::: Data excerpts :::
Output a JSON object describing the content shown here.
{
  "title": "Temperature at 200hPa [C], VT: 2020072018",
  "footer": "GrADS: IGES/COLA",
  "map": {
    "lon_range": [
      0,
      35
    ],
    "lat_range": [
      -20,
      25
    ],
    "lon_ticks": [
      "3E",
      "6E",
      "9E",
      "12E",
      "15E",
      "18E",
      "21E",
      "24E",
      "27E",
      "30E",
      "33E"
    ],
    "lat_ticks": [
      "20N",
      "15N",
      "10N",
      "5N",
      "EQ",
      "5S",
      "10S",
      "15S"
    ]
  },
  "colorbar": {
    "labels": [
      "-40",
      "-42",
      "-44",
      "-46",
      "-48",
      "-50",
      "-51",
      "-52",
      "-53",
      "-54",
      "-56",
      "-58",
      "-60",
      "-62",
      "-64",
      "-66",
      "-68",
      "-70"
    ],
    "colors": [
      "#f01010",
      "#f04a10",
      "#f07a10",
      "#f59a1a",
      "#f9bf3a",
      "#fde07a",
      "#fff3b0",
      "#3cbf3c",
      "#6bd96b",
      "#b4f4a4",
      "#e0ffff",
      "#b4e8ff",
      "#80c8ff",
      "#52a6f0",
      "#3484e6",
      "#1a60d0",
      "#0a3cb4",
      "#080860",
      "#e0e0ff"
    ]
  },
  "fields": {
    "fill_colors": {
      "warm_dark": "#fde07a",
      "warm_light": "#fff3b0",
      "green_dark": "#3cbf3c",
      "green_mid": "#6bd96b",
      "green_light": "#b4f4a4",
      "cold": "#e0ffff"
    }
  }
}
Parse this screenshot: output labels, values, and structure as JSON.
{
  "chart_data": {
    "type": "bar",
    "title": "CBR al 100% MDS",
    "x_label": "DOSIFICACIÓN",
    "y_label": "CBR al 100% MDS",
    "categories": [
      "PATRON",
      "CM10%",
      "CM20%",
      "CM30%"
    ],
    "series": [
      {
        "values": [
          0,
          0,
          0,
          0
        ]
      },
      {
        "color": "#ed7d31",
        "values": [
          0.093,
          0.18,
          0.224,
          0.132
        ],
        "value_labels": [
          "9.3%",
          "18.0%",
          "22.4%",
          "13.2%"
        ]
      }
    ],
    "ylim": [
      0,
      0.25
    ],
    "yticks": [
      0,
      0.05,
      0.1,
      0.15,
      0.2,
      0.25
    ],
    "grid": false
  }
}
:::
::: Data excerpts :::
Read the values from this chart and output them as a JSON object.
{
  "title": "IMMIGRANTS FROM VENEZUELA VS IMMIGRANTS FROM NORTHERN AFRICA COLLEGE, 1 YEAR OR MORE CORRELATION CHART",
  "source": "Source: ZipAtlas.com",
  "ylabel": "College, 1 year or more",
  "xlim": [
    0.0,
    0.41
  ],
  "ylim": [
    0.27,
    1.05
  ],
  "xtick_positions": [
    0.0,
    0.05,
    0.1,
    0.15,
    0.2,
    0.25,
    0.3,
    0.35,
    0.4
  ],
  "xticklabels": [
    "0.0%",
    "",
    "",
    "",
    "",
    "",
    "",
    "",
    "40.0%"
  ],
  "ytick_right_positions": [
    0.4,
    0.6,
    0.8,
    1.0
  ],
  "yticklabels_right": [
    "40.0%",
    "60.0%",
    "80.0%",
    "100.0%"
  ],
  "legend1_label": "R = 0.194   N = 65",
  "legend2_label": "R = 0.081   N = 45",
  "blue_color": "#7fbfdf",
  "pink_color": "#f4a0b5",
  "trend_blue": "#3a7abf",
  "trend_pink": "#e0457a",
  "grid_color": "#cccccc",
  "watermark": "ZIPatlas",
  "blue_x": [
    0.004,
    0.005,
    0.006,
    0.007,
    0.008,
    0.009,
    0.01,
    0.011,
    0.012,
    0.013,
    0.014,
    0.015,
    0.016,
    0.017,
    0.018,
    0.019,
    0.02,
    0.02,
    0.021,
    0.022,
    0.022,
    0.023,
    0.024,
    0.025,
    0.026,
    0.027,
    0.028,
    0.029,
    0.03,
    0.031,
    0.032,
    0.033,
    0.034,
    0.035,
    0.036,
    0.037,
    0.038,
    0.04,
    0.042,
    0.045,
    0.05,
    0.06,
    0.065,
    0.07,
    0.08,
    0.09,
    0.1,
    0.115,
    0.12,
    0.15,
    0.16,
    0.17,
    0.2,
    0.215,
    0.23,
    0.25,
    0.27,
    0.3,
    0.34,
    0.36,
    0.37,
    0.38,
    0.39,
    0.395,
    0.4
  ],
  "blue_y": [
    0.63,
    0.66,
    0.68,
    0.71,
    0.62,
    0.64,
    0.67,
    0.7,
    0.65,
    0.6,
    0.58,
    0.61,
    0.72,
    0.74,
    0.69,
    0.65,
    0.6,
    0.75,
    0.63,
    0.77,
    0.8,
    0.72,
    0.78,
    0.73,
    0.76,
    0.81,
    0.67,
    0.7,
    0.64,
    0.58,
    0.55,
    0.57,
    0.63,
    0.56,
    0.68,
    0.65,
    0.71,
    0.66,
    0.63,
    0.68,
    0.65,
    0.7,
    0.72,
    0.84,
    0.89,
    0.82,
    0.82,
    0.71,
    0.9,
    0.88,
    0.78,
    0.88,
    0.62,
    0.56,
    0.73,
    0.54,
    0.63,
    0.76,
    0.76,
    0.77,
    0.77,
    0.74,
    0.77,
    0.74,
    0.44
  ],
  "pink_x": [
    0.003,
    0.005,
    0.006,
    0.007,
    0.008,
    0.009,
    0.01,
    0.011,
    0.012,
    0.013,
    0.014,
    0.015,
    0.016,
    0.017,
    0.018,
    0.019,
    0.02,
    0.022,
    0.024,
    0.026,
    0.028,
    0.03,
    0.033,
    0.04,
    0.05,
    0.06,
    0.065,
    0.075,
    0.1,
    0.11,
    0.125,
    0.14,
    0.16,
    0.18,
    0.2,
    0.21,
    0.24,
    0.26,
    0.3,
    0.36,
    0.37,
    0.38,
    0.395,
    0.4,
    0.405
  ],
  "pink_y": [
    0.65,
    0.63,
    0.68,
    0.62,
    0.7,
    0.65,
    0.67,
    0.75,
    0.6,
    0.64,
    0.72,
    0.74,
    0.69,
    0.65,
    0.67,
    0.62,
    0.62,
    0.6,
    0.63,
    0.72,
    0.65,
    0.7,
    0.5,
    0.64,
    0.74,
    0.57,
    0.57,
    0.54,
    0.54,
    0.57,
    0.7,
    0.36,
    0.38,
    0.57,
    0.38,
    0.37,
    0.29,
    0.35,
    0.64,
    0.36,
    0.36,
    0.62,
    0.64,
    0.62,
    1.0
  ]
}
:::
#### Prompt:
Search the data for the string "this" and copy each line where it appears.

#### Task solution:
Parse this screenshot: output labels, values, and structure as JSON.
Read the values from this chart and output them as a JSON object.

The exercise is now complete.